• Passage to read:
__________

Don Looney

No. 30
- Position: End

Personal information
- Born: September 2, 1916 Sulphur Springs, Texas, U.S.
- Died: April 5, 2015 (aged 98) Fort Worth, Texas, U.S.
- Listed height: 6 ft 2 in (1.88 m)
- Listed weight: 182 lb (83 kg)

Career information
- High school: Sulphur Springs
- College: TCU (1936–1939)
- NFL draft: 1940 (8th round, 63rd overall pick)

Career history
- Philadelphia Eagles (1940); Pittsburgh Steelers (1941–1942);

Awards and highlights
- Pro Bowl (1940); NFL receptions leader (1940); NFL receiving yards leader (1940); National champion (1938); First-team All-SWC (1939); Second-team All-SWC (1938);

Career NFL statistics
- Receptions: 75
- Receiving yards: 952
- Receiving touchdowns: 7
- Stats at Pro Football Reference

= Don Looney =

American football player (1916–2015)

John Don Looney (September 2, 1916 – April 5, 2015) was an American professional football end in the National Football League (NFL). He was selected in the eighth round of the 1940 NFL draft. He played three seasons for the Philadelphia Eagles (1940) and the Pittsburgh Steelers (1941–1942).

Looney set new NFL records for catches and yards in a single game during his 1940 rookie season and led the league in receiving yards, topping Packers player and Hall of Fame inductee Don Hutson.

==Biography==

Looney's 707 yards receiving led the NFL in 1940, topping Hall of Famer Don Hutson.

Don Looney was born September 2, 1916, in Sulphur Springs, Texas.

__________

• Directions:
1. Copy the records word for word, starting at their first line and going through the line that contains "student-role: docent <box>679".
2. Continue the biography of Don Looney from where it stops.

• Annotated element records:
__________

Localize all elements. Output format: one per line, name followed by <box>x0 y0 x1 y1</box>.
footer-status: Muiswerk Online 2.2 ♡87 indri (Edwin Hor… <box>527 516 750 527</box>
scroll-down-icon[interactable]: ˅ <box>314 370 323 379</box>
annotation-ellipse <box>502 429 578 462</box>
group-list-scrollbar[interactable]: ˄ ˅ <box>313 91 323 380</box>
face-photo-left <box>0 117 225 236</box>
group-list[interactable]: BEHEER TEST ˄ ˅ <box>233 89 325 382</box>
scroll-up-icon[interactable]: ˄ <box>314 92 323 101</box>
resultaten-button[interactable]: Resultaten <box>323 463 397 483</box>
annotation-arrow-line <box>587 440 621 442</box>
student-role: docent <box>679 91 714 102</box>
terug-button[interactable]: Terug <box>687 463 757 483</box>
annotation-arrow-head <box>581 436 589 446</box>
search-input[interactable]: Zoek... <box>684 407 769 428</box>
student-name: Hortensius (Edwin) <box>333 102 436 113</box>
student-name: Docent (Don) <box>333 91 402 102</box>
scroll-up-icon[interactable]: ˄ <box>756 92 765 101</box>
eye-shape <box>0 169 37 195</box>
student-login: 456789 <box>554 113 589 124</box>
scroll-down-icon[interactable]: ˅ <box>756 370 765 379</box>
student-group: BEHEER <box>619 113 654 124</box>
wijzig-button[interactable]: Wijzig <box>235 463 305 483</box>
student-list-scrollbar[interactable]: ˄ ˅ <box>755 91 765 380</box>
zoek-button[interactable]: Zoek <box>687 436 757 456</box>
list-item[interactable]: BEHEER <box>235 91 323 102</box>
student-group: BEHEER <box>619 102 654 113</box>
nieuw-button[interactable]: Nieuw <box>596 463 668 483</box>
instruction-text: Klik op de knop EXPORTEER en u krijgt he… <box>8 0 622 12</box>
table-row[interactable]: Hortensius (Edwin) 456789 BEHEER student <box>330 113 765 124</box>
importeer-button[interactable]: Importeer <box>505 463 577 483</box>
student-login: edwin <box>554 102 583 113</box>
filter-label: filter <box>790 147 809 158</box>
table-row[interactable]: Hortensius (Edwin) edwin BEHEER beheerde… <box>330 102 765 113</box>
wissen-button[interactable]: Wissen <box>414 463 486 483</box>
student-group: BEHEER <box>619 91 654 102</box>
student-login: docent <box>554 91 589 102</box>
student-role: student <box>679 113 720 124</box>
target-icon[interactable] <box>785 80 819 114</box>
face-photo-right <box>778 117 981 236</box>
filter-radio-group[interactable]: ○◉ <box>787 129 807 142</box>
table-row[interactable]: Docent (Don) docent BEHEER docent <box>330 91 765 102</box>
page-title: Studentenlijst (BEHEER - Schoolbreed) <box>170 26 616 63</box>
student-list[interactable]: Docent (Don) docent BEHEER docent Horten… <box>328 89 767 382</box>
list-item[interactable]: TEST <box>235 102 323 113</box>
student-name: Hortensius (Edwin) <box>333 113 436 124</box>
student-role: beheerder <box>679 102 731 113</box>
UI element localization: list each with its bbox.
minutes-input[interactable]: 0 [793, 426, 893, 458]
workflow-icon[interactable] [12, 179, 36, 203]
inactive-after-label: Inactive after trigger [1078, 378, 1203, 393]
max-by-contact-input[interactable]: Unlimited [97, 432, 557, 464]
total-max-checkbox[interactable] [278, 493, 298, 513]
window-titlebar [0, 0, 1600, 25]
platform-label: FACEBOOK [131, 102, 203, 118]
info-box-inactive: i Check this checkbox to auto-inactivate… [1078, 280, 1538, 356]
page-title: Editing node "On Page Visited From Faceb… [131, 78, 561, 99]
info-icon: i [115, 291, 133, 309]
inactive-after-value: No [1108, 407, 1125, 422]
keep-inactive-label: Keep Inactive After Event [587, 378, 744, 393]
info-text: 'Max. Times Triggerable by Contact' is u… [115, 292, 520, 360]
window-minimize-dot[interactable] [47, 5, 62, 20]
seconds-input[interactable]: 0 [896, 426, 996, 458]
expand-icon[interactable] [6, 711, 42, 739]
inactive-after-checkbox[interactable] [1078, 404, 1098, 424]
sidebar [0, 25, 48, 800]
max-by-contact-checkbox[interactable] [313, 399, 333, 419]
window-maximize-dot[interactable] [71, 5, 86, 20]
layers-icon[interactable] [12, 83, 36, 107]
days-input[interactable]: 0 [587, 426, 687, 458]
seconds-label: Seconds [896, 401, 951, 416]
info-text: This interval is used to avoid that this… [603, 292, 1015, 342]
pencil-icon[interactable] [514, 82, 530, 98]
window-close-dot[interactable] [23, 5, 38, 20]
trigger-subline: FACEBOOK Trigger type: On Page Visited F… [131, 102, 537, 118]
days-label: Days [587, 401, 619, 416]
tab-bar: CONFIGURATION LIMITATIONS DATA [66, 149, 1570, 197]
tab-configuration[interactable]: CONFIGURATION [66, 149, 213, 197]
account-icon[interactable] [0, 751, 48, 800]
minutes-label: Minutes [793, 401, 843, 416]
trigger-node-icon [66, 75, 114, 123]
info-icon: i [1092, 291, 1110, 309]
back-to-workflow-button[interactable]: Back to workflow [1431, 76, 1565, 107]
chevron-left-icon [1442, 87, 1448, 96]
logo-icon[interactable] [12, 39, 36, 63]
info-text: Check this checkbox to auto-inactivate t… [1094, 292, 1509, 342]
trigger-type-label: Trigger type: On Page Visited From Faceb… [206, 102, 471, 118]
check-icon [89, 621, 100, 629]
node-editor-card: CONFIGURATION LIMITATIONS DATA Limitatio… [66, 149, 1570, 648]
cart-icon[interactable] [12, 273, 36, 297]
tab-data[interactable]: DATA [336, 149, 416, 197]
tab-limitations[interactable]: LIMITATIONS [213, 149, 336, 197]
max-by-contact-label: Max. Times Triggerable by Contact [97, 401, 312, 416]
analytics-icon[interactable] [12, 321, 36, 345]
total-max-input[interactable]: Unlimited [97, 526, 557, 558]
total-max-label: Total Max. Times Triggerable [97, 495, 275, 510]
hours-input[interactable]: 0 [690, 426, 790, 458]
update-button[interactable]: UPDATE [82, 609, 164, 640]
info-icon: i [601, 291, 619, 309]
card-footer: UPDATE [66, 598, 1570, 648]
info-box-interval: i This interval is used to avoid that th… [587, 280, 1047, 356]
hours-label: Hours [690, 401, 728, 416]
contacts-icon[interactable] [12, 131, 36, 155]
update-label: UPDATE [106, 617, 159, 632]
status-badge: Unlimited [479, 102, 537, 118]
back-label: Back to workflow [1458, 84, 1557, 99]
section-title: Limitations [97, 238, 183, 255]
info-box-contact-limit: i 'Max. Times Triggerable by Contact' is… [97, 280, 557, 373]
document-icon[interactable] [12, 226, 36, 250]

__________

• Results:
1.
Localize all elements. Output format: one per line, name followed by <box>x0 y0 x1 y1</box>.
footer-status: Muiswerk Online 2.2 ♡87 indri (Edwin Hor… <box>527 516 750 527</box>
scroll-down-icon[interactable]: ˅ <box>314 370 323 379</box>
annotation-ellipse <box>502 429 578 462</box>
group-list-scrollbar[interactable]: ˄ ˅ <box>313 91 323 380</box>
face-photo-left <box>0 117 225 236</box>
group-list[interactable]: BEHEER TEST ˄ ˅ <box>233 89 325 382</box>
scroll-up-icon[interactable]: ˄ <box>314 92 323 101</box>
resultaten-button[interactable]: Resultaten <box>323 463 397 483</box>
annotation-arrow-line <box>587 440 621 442</box>
student-role: docent <box>679 91 714 102</box>

2.
Drafted into the NFL ahead of the 1940 season, Looney was the first receiver in NFL history to have over 100 yards receiving in each of his first two games, a feat which was not equaled until the 2008 NFL season by another Eagles wide receiver, DeSean Jackson. He also set new NFL records for most catches in a game (14) and most yards gained receiving in a single game (180) during the season. His 707 total yards gained receiving were the highest in the NFL for the 1940 season, topping the year of Hall of Fame Packers end Don Hutson.

Looney served in World War II for the United States Army after the 1942 season. He did not resume his professional football career after termination of the war, instead becoming an NFL official.

At the time of his death at the age of 98, Looney was the second oldest living former NFL player. He was the father of NFL running back Joe Don Looney, who died in a one-person motorcycle accident after his NFL career ended. Looney's partner was Linda Roark, whom he met in 1992.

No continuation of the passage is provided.